### PROBLEM DETAILS
In the data below, find every line that has the string "factor", and copy it.

### RAW RECORDS

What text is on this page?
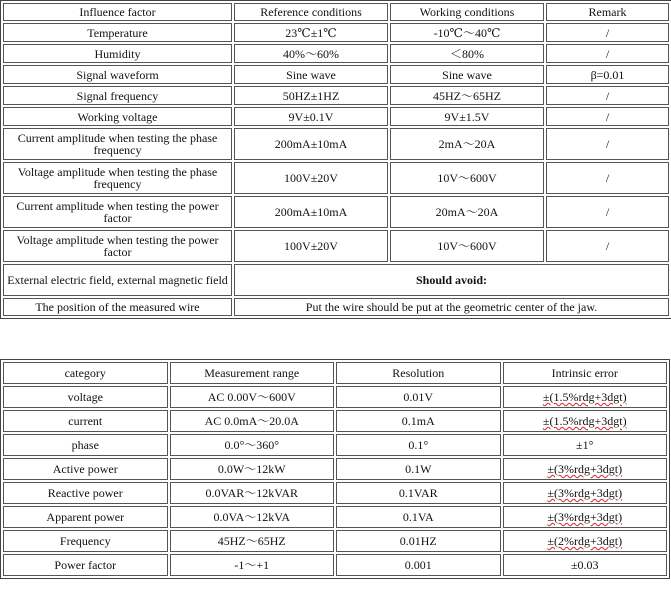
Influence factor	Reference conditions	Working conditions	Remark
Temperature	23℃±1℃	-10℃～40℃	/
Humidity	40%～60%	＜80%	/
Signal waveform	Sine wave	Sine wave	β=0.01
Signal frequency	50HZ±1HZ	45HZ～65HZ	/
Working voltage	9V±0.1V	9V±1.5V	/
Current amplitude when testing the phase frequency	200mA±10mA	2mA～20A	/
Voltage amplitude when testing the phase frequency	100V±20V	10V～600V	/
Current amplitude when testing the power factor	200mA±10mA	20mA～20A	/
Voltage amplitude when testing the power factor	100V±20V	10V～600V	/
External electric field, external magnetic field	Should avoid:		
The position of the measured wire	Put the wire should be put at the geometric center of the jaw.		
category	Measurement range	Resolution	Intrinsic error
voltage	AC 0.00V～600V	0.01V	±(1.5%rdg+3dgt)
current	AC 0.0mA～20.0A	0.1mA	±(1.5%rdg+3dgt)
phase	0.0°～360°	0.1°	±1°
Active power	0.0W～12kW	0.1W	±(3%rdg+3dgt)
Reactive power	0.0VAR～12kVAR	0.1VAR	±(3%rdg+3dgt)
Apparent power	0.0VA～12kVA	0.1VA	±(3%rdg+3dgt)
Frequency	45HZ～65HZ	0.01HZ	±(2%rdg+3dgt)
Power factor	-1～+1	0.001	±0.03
--
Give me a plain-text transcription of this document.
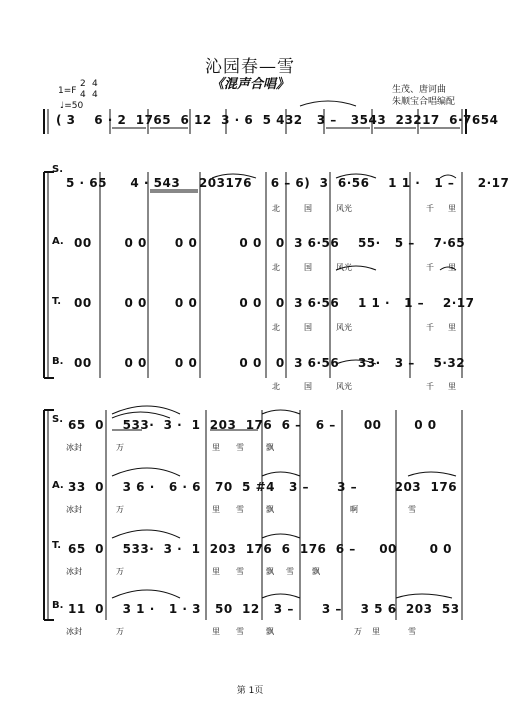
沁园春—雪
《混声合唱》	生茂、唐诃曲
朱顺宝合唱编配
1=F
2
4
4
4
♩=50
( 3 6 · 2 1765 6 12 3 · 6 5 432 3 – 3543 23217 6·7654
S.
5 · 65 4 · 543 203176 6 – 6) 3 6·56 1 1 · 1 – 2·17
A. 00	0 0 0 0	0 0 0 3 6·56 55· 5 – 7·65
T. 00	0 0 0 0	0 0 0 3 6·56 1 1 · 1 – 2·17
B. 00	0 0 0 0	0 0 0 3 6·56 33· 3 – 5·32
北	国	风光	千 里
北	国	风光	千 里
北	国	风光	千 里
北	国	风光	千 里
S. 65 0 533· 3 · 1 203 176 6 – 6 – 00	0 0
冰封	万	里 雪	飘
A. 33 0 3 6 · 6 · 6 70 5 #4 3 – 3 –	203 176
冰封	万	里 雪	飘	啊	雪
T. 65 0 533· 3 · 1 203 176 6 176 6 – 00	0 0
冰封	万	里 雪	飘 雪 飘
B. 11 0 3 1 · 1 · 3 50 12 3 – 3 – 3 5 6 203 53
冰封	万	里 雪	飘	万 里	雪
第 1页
--
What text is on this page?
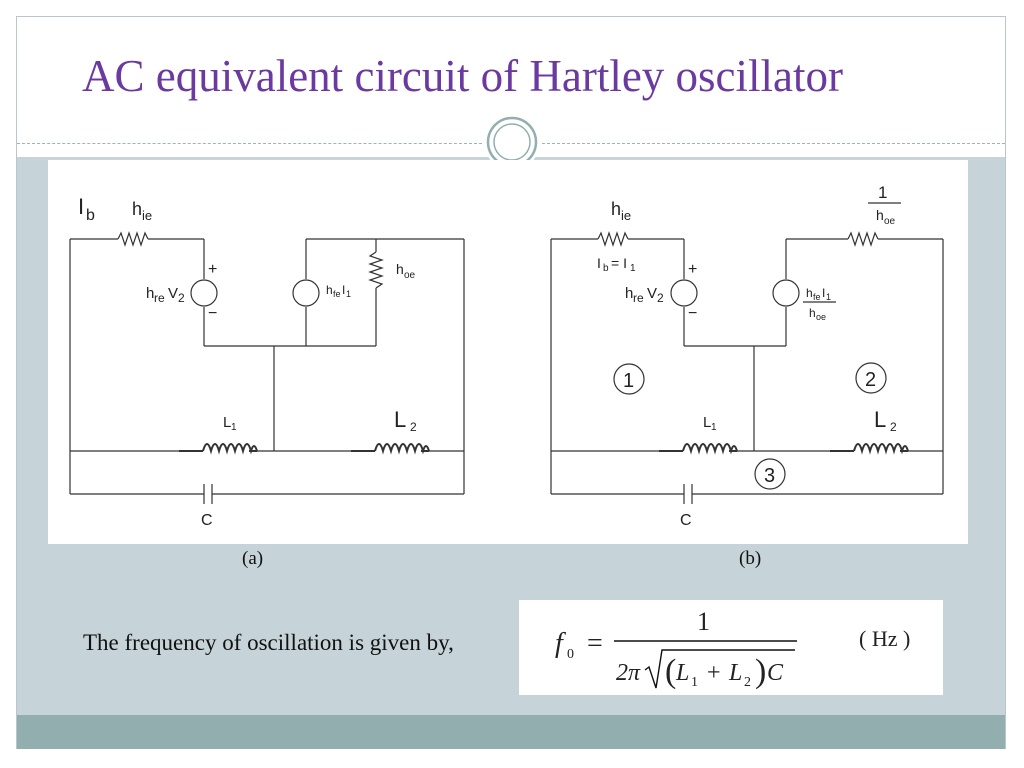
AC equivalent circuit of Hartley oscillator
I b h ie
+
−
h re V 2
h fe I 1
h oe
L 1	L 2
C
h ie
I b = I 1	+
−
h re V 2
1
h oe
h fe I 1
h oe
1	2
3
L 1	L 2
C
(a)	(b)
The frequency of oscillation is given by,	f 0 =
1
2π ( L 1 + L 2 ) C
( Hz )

### REPLY TO THE EXERCISE
Influence factor	Reference conditions	Working conditions	Remark
Current amplitude when testing the power factor	200mA±10mA	20mA～20A	/
Voltage amplitude when testing the power factor	100V±20V	10V～600V	/
Power factor	-1～+1	0.001	±0.03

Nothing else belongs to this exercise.